Exercise brief: Reproduce the listing exactly and skip over any pictures.

Data excerpts:
· · · ·

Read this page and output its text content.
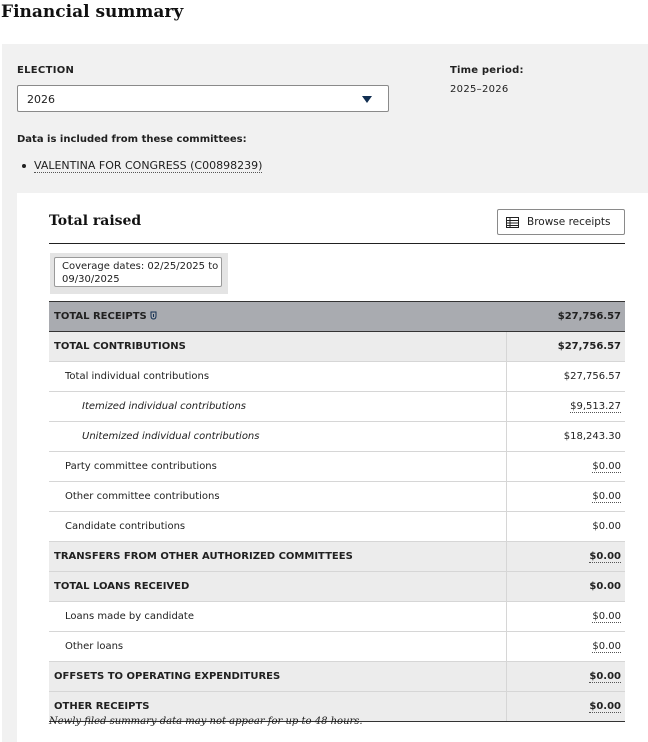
Financial summary
ELECTION
2026
Time period:
2025–2026
Data is included from these committees:
VALENTINA FOR CONGRESS (C00898239)
Total raised	Browse receipts
Coverage dates: 02/25/2025 to
09/30/2025
TOTAL RECEIPTS	$27,756.57
TOTAL CONTRIBUTIONS	$27,756.57
Total individual contributions	$27,756.57
Itemized individual contributions	$9,513.27
Unitemized individual contributions	$18,243.30
Party committee contributions	$0.00
Other committee contributions	$0.00
Candidate contributions	$0.00
TRANSFERS FROM OTHER AUTHORIZED COMMITTEES	$0.00
TOTAL LOANS RECEIVED	$0.00
Loans made by candidate	$0.00
Other loans	$0.00
OFFSETS TO OPERATING EXPENDITURES	$0.00
OTHER RECEIPTS	$0.00
Newly filed summary data may not appear for up to 48 hours.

· · · ·

Solution below:
Read this page and output its text content.
Financial summary
ELECTION
2026
Time period:
2025–2026
Data is included from these committees:
VALENTINA FOR CONGRESS (C00898239)
Total raised	Browse receipts
Coverage dates: 02/25/2025 to
09/30/2025
TOTAL RECEIPTS	$27,756.57
TOTAL CONTRIBUTIONS	$27,756.57
Total individual contributions	$27,756.57
Itemized individual contributions	$9,513.27
Unitemized individual contributions	$18,243.30
Party committee contributions	$0.00
Other committee contributions	$0.00
Candidate contributions	$0.00
TRANSFERS FROM OTHER AUTHORIZED COMMITTEES	$0.00
TOTAL LOANS RECEIVED	$0.00
Loans made by candidate	$0.00
Other loans	$0.00
OFFSETS TO OPERATING EXPENDITURES	$0.00
OTHER RECEIPTS	$0.00
Newly filed summary data may not appear for up to 48 hours.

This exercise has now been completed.